● **WHAT NEEDS TO BE DONE**
Write out exactly the lines below that run from the line containing "Convert this chart to structured JSON data." through the last line of the records.

● **SUPPLIED RECORDS**
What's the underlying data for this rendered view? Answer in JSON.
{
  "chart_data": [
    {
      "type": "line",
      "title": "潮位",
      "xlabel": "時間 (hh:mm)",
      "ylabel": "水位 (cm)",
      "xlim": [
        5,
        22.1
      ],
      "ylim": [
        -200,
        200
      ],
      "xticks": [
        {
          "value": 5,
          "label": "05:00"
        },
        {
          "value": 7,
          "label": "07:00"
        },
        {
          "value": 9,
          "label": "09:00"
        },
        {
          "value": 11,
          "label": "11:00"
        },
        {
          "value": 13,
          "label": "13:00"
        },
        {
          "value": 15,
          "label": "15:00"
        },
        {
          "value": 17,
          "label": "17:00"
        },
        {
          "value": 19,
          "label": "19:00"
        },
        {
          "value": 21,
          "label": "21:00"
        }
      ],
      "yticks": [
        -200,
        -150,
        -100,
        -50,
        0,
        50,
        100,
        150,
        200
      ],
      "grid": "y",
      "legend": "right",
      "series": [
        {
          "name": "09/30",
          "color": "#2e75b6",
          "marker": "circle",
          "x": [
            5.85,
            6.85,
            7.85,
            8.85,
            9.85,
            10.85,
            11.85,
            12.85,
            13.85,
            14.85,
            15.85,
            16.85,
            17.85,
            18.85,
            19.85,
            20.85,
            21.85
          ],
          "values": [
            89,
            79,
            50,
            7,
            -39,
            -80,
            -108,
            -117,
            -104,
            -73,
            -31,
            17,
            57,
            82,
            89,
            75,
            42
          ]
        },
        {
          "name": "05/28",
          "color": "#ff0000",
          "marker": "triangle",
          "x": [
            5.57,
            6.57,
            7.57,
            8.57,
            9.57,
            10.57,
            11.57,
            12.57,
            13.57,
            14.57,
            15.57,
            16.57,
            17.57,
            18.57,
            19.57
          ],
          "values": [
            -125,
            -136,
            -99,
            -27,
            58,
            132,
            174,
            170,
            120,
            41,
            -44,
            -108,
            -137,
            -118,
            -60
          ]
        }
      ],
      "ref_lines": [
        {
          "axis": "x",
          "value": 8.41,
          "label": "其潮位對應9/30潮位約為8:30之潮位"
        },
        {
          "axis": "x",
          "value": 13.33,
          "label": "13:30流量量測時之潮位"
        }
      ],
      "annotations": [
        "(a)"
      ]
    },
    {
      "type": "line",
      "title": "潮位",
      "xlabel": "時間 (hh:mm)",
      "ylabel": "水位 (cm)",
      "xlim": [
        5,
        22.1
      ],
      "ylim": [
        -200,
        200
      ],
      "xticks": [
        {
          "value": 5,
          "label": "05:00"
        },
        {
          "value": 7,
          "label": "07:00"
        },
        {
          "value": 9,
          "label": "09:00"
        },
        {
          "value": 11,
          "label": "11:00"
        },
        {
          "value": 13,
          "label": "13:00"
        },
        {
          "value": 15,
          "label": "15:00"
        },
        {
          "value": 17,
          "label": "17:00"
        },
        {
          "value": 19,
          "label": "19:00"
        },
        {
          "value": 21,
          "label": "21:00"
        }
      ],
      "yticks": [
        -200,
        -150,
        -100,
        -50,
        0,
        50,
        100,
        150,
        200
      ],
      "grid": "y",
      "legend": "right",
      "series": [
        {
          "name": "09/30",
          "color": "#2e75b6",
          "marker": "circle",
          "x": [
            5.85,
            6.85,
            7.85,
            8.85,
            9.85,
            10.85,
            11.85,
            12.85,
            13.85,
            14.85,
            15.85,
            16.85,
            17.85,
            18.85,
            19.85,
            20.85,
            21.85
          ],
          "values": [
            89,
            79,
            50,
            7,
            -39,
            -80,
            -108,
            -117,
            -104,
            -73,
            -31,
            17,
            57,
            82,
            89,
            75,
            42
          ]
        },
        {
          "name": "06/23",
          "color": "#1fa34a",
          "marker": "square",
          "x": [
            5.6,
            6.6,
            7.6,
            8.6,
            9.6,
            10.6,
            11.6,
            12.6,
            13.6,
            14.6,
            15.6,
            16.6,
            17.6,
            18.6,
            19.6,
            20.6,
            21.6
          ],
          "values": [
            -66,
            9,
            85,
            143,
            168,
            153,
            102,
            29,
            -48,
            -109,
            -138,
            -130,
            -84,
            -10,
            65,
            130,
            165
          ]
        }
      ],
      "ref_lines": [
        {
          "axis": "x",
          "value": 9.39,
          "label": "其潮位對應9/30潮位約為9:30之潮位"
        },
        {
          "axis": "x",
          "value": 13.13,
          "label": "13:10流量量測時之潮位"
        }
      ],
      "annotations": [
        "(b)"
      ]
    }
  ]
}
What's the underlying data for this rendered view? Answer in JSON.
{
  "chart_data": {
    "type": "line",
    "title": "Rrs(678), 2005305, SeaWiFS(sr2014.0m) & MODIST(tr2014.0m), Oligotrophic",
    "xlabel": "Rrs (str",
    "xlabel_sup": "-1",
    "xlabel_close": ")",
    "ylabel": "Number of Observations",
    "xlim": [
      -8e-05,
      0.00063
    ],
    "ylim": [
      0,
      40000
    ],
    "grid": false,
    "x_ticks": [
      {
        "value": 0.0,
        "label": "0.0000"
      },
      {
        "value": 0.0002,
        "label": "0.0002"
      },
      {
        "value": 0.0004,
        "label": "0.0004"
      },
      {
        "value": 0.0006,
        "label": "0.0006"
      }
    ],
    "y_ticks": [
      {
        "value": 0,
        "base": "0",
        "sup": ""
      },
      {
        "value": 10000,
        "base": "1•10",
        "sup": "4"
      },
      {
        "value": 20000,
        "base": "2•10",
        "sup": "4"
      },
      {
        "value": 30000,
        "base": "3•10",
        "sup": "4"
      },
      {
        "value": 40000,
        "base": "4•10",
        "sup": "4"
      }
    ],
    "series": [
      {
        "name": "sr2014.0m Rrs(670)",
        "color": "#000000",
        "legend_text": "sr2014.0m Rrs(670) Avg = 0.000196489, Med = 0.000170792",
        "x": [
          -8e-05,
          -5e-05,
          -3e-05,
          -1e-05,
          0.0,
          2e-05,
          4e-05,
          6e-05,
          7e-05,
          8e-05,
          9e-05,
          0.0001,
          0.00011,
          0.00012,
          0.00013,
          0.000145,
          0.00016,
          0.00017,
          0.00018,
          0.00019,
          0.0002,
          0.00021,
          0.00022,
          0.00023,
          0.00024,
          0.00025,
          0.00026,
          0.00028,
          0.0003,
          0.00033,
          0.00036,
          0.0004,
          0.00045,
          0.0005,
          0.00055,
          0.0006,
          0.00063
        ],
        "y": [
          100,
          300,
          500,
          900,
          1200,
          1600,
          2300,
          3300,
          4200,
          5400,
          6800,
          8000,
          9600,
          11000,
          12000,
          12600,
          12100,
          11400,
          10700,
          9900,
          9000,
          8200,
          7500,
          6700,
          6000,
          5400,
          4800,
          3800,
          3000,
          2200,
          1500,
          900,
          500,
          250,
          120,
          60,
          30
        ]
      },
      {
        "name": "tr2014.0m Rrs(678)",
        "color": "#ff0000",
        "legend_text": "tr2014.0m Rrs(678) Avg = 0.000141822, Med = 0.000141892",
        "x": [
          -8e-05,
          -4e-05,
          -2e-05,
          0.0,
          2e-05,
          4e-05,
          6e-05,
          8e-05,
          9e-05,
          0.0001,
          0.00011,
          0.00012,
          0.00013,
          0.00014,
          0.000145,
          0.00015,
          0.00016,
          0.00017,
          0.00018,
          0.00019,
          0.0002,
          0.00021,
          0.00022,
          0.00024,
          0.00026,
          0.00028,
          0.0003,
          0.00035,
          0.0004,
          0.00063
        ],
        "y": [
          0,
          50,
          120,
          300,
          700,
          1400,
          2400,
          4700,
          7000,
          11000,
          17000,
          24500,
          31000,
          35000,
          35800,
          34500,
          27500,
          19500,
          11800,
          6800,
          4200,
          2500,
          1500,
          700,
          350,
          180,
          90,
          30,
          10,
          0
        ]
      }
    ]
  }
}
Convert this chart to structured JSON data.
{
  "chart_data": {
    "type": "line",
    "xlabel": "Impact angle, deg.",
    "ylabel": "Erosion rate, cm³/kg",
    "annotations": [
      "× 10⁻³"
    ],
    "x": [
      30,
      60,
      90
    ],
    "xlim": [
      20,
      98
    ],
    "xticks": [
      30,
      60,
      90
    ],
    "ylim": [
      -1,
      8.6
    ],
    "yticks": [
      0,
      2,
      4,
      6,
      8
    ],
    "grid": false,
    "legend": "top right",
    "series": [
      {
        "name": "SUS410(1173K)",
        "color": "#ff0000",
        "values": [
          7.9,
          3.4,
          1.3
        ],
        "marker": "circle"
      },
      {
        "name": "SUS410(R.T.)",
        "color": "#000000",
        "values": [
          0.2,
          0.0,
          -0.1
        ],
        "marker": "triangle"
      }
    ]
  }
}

● **WRITTEN REPLY**
Convert this chart to structured JSON data.
{
  "chart_data": {
    "type": "line",
    "xlabel": "Impact angle, deg.",
    "ylabel": "Erosion rate, cm³/kg",
    "annotations": [
      "× 10⁻³"
    ],
    "x": [
      30,
      60,
      90
    ],
    "xlim": [
      20,
      98
    ],
    "xticks": [
      30,
      60,
      90
    ],
    "ylim": [
      -1,
      8.6
    ],
    "yticks": [
      0,
      2,
      4,
      6,
      8
    ],
    "grid": false,
    "legend": "top right",
    "series": [
      {
        "name": "SUS410(1173K)",
        "color": "#ff0000",
        "values": [
          7.9,
          3.4,
          1.3
        ],
        "marker": "circle"
      },
      {
        "name": "SUS410(R.T.)",
        "color": "#000000",
        "values": [
          0.2,
          0.0,
          -0.1
        ],
        "marker": "triangle"
      }
    ]
  }
}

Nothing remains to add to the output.